Task to complete
Go through the material below and copy all lines with "image".

--- Begin Input data ---

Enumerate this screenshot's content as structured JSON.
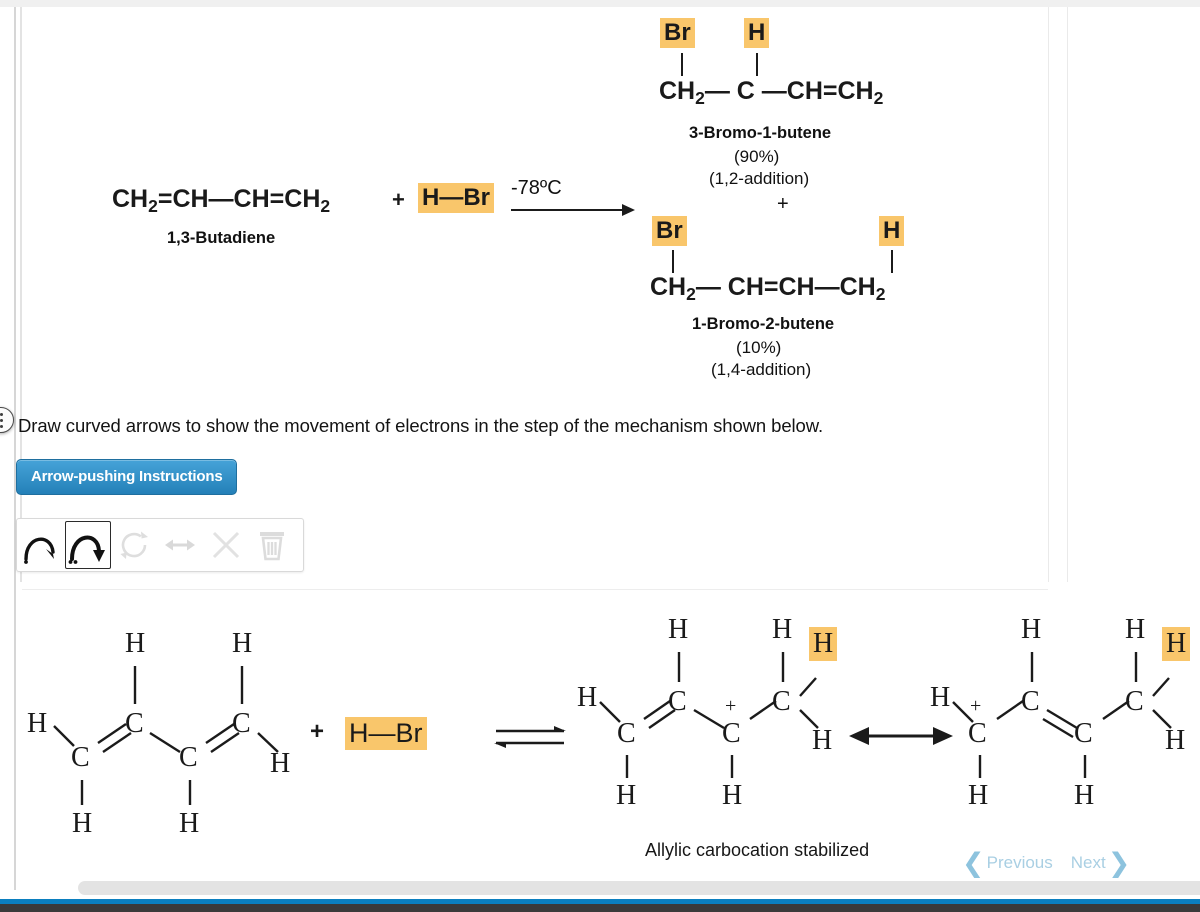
{
  "top_reaction": {
    "reactant": {
      "formula_parts": [
        "CH",
        "2",
        "=CH—CH=CH",
        "2"
      ],
      "plain": "CH2=CH—CH=CH2",
      "name": "1,3-Butadiene"
    },
    "plus_sign": "+",
    "reagent": {
      "label": "H—Br",
      "highlighted": true,
      "highlight_color": "#f9c66b"
    },
    "conditions": "-78ºC",
    "products": [
      {
        "top_substituent_left": "Br",
        "top_substituent_right": "H",
        "backbone": "CH2— C —CH=CH2",
        "name": "3-Bromo-1-butene",
        "yield": "(90%)",
        "addition_type": "(1,2-addition)"
      },
      {
        "top_substituent_left": "Br",
        "top_substituent_right": "H",
        "backbone": "CH2— CH=CH—CH2",
        "name": "1-Bromo-2-butene",
        "yield": "(10%)",
        "addition_type": "(1,4-addition)"
      }
    ],
    "products_joiner": "+"
  },
  "question": {
    "prompt": "Draw curved arrows to show the movement of electrons in the step of the mechanism shown below.",
    "instructions_button": "Arrow-pushing Instructions"
  },
  "toolbar": {
    "tools": [
      {
        "name": "single-barb-curved-arrow",
        "title": "Single-electron (fishhook) curved arrow",
        "selected": false,
        "disabled": false
      },
      {
        "name": "double-barb-curved-arrow",
        "title": "Two-electron curved arrow",
        "selected": true,
        "disabled": false
      },
      {
        "name": "rotate-icon",
        "title": "Rotate",
        "selected": false,
        "disabled": true
      },
      {
        "name": "resonance-arrow-icon",
        "title": "Resonance arrow",
        "selected": false,
        "disabled": true
      },
      {
        "name": "clear-x-icon",
        "title": "Clear",
        "selected": false,
        "disabled": true
      },
      {
        "name": "trash-icon",
        "title": "Delete",
        "selected": false,
        "disabled": true
      }
    ]
  },
  "mechanism": {
    "reactant_atoms": {
      "c1_h_left": "H",
      "c1_h_down": "H",
      "c2_h_up": "H",
      "c3_h_up": "H",
      "c3_h_down": "H",
      "c4_h_right": "H",
      "c_label": "C"
    },
    "plus_sign": "+",
    "reagent": {
      "label": "H—Br",
      "highlighted": true
    },
    "equilibrium_arrow": "⇌",
    "carbocation_1": {
      "charge": "+",
      "h_highlighted": "H",
      "c_label": "C",
      "h_label": "H"
    },
    "resonance_arrow": "↔",
    "carbocation_2": {
      "charge": "+",
      "h_highlighted": "H",
      "c_label": "C",
      "h_label": "H"
    },
    "caption": "Allylic carbocation stabilized"
  },
  "navigation": {
    "previous_label": "Previous",
    "next_label": "Next",
    "prev_chevron": "❮",
    "next_chevron": "❯"
  },
  "colors": {
    "highlight": "#f9c66b",
    "button_blue": "#2d8fc9",
    "nav_blue": "#a9cfe3",
    "bottom_bar_blue": "#0b7fbf",
    "bottom_bar_dark": "#3a3a3a",
    "text": "#141414"
  }
}
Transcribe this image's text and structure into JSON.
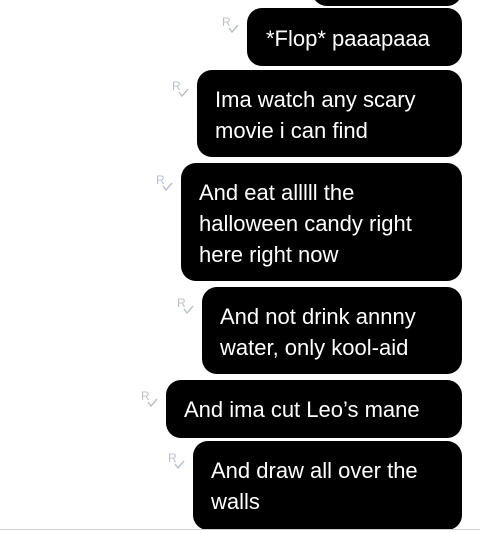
{
  "conversation": {
    "messages": [
      {
        "text": "",
        "read_marker": ""
      },
      {
        "text": "*Flop* paaapaaa",
        "read_marker": "R"
      },
      {
        "text": "Ima watch any scary\nmovie i can find",
        "read_marker": "R"
      },
      {
        "text": "And eat alllll the\nhalloween candy right\nhere right now",
        "read_marker": "R"
      },
      {
        "text": "And not drink annny\nwater, only kool-aid",
        "read_marker": "R"
      },
      {
        "text": "And ima cut Leo’s mane",
        "read_marker": "R"
      },
      {
        "text": "And draw all over the\nwalls",
        "read_marker": "R"
      }
    ]
  },
  "colors": {
    "bubble_background": "#000000",
    "bubble_text": "#ffffff",
    "read_receipt": "#b9bfc9",
    "background": "#ffffff"
  },
  "icons": {
    "read_receipt": "read-receipt-icon"
  }
}
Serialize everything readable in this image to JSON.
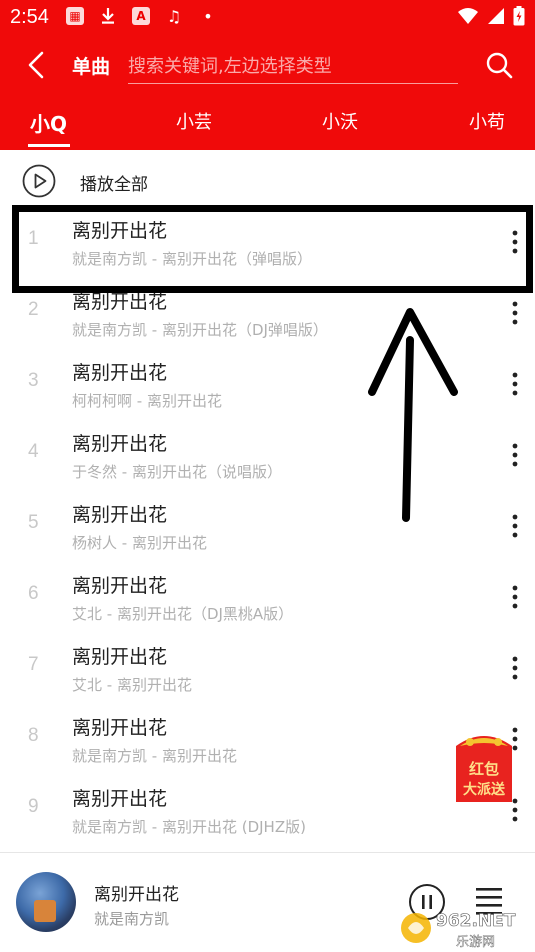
{
  "status_bar": {
    "time": "2:54",
    "left_icons": [
      "app-icon",
      "download-icon",
      "a-icon",
      "music-icon",
      "dot-icon"
    ],
    "right_icons": [
      "wifi-icon",
      "signal-icon",
      "battery-icon"
    ]
  },
  "toolbar": {
    "title": "单曲",
    "search_placeholder": "搜索关键词,左边选择类型"
  },
  "tabs": [
    {
      "label": "小Q",
      "active": true
    },
    {
      "label": "小芸",
      "active": false
    },
    {
      "label": "小沃",
      "active": false
    },
    {
      "label": "小苟",
      "active": false
    }
  ],
  "play_all": {
    "label": "播放全部"
  },
  "songs": [
    {
      "index": "1",
      "title": "离别开出花",
      "subtitle": "就是南方凯 - 离别开出花（弹唱版）"
    },
    {
      "index": "2",
      "title": "离别开出花",
      "subtitle": "就是南方凯 - 离别开出花（DJ弹唱版）"
    },
    {
      "index": "3",
      "title": "离别开出花",
      "subtitle": "柯柯柯啊 - 离别开出花"
    },
    {
      "index": "4",
      "title": "离别开出花",
      "subtitle": "于冬然 - 离别开出花（说唱版）"
    },
    {
      "index": "5",
      "title": "离别开出花",
      "subtitle": "杨树人 - 离别开出花"
    },
    {
      "index": "6",
      "title": "离别开出花",
      "subtitle": "艾北 - 离别开出花（DJ黑桃A版）"
    },
    {
      "index": "7",
      "title": "离别开出花",
      "subtitle": "艾北 - 离别开出花"
    },
    {
      "index": "8",
      "title": "离别开出花",
      "subtitle": "就是南方凯 - 离别开出花"
    },
    {
      "index": "9",
      "title": "离别开出花",
      "subtitle": "就是南方凯 - 离别开出花 (DJHZ版)"
    }
  ],
  "promo": {
    "line1": "红包",
    "line2": "大派送"
  },
  "now_playing": {
    "title": "离别开出花",
    "artist": "就是南方凯"
  },
  "watermark": {
    "brand": "962.NET",
    "sub": "乐游网"
  },
  "colors": {
    "brand_red": "#f00a0a",
    "highlight_border": "#000000"
  }
}
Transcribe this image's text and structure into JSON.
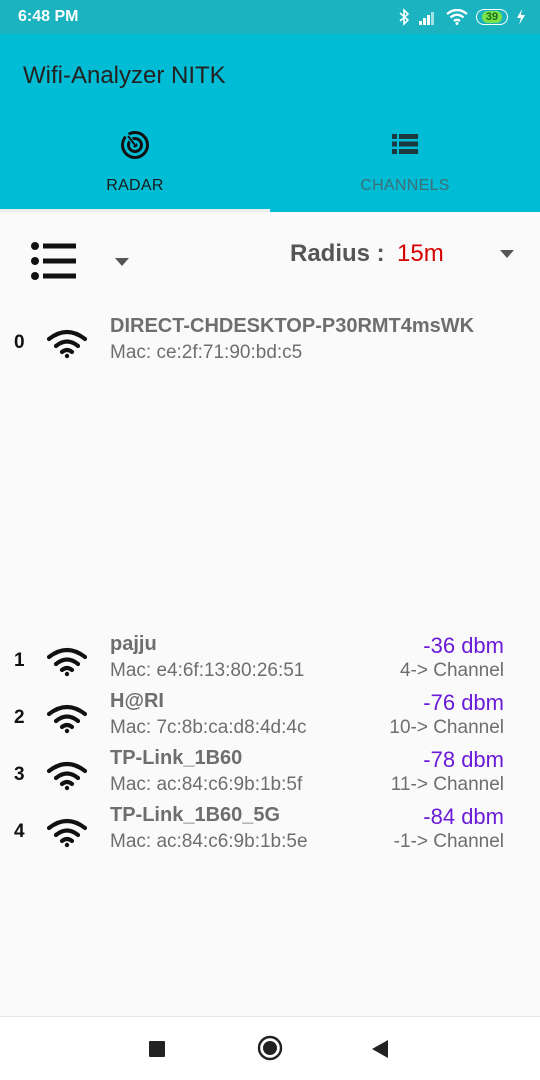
{
  "status_bar": {
    "time": "6:48 PM",
    "battery": "39",
    "icons": [
      "bluetooth-icon",
      "signal-icon",
      "wifi-icon",
      "battery-icon",
      "charging-icon"
    ]
  },
  "app": {
    "title": "Wifi-Analyzer NITK",
    "colors": {
      "primary": "#00bcd4",
      "status_bar": "#1ab3bf",
      "dbm": "#6a1bd8",
      "radius": "#d50000"
    }
  },
  "tabs": [
    {
      "label": "RADAR",
      "icon": "radar-icon",
      "selected": true
    },
    {
      "label": "CHANNELS",
      "icon": "list-icon",
      "selected": false
    }
  ],
  "controls": {
    "sort_icon": "list-icon",
    "radius_label": "Radius : ",
    "radius_value": "15m"
  },
  "networks": [
    {
      "index": "0",
      "ssid": "DIRECT-CHDESKTOP-P30RMT4msWK",
      "mac": "Mac: ce:2f:71:90:bd:c5",
      "dbm": "",
      "channel": ""
    },
    {
      "index": "1",
      "ssid": "pajju",
      "mac": "Mac: e4:6f:13:80:26:51",
      "dbm": "-36 dbm",
      "channel": "4-> Channel"
    },
    {
      "index": "2",
      "ssid": "H@RI",
      "mac": "Mac: 7c:8b:ca:d8:4d:4c",
      "dbm": "-76 dbm",
      "channel": "10-> Channel"
    },
    {
      "index": "3",
      "ssid": "TP-Link_1B60",
      "mac": "Mac: ac:84:c6:9b:1b:5f",
      "dbm": "-78 dbm",
      "channel": "11-> Channel"
    },
    {
      "index": "4",
      "ssid": "TP-Link_1B60_5G",
      "mac": "Mac: ac:84:c6:9b:1b:5e",
      "dbm": "-84 dbm",
      "channel": "-1-> Channel"
    }
  ],
  "nav": [
    "recents-icon",
    "home-icon",
    "back-icon"
  ]
}
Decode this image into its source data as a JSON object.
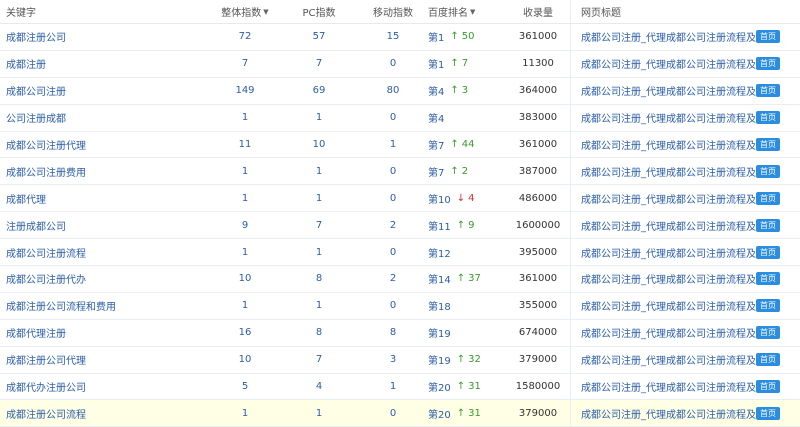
{
  "header": {
    "keyword": "关键字",
    "total": "整体指数",
    "pc": "PC指数",
    "mobile": "移动指数",
    "rank": "百度排名",
    "volume": "收录量",
    "title": "网页标题"
  },
  "rows": [
    {
      "kw": "成都注册公司",
      "total": "72",
      "pc": "57",
      "mob": "15",
      "rank": "第1",
      "dir": "up",
      "chg": "50",
      "vol": "361000",
      "title": "成都公司注册_代理成都公司注册流程及费用",
      "btn": "首页"
    },
    {
      "kw": "成都注册",
      "total": "7",
      "pc": "7",
      "mob": "0",
      "rank": "第1",
      "dir": "up",
      "chg": "7",
      "vol": "11300",
      "title": "成都公司注册_代理成都公司注册流程及费用",
      "btn": "首页"
    },
    {
      "kw": "成都公司注册",
      "total": "149",
      "pc": "69",
      "mob": "80",
      "rank": "第4",
      "dir": "up",
      "chg": "3",
      "vol": "364000",
      "title": "成都公司注册_代理成都公司注册流程及费用",
      "btn": "首页"
    },
    {
      "kw": "公司注册成都",
      "total": "1",
      "pc": "1",
      "mob": "0",
      "rank": "第4",
      "dir": "",
      "chg": "",
      "vol": "383000",
      "title": "成都公司注册_代理成都公司注册流程及费用",
      "btn": "首页"
    },
    {
      "kw": "成都公司注册代理",
      "total": "11",
      "pc": "10",
      "mob": "1",
      "rank": "第7",
      "dir": "up",
      "chg": "44",
      "vol": "361000",
      "title": "成都公司注册_代理成都公司注册流程及费用",
      "btn": "首页"
    },
    {
      "kw": "成都公司注册费用",
      "total": "1",
      "pc": "1",
      "mob": "0",
      "rank": "第7",
      "dir": "up",
      "chg": "2",
      "vol": "387000",
      "title": "成都公司注册_代理成都公司注册流程及费用",
      "btn": "首页"
    },
    {
      "kw": "成都代理",
      "total": "1",
      "pc": "1",
      "mob": "0",
      "rank": "第10",
      "dir": "down",
      "chg": "4",
      "vol": "486000",
      "title": "成都公司注册_代理成都公司注册流程及费用",
      "btn": "首页"
    },
    {
      "kw": "注册成都公司",
      "total": "9",
      "pc": "7",
      "mob": "2",
      "rank": "第11",
      "dir": "up",
      "chg": "9",
      "vol": "1600000",
      "title": "成都公司注册_代理成都公司注册流程及费用",
      "btn": "首页"
    },
    {
      "kw": "成都公司注册流程",
      "total": "1",
      "pc": "1",
      "mob": "0",
      "rank": "第12",
      "dir": "",
      "chg": "",
      "vol": "395000",
      "title": "成都公司注册_代理成都公司注册流程及费用",
      "btn": "首页"
    },
    {
      "kw": "成都公司注册代办",
      "total": "10",
      "pc": "8",
      "mob": "2",
      "rank": "第14",
      "dir": "up",
      "chg": "37",
      "vol": "361000",
      "title": "成都公司注册_代理成都公司注册流程及费用",
      "btn": "首页"
    },
    {
      "kw": "成都注册公司流程和费用",
      "total": "1",
      "pc": "1",
      "mob": "0",
      "rank": "第18",
      "dir": "",
      "chg": "",
      "vol": "355000",
      "title": "成都公司注册_代理成都公司注册流程及费用",
      "btn": "首页"
    },
    {
      "kw": "成都代理注册",
      "total": "16",
      "pc": "8",
      "mob": "8",
      "rank": "第19",
      "dir": "",
      "chg": "",
      "vol": "674000",
      "title": "成都公司注册_代理成都公司注册流程及费用",
      "btn": "首页"
    },
    {
      "kw": "成都注册公司代理",
      "total": "10",
      "pc": "7",
      "mob": "3",
      "rank": "第19",
      "dir": "up",
      "chg": "32",
      "vol": "379000",
      "title": "成都公司注册_代理成都公司注册流程及费用",
      "btn": "首页"
    },
    {
      "kw": "成都代办注册公司",
      "total": "5",
      "pc": "4",
      "mob": "1",
      "rank": "第20",
      "dir": "up",
      "chg": "31",
      "vol": "1580000",
      "title": "成都公司注册_代理成都公司注册流程及费用",
      "btn": "首页"
    },
    {
      "kw": "成都注册公司流程",
      "total": "1",
      "pc": "1",
      "mob": "0",
      "rank": "第20",
      "dir": "up",
      "chg": "31",
      "vol": "379000",
      "title": "成都公司注册_代理成都公司注册流程及费用",
      "btn": "首页"
    }
  ]
}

--- End Input data ---

Completed task
Transcribe this image's text and structure into JSON.
Serialize everything readable in this image to JSON.
Transcribe this image's text and structure into JSON.
Decode this image into its source data as a JSON object.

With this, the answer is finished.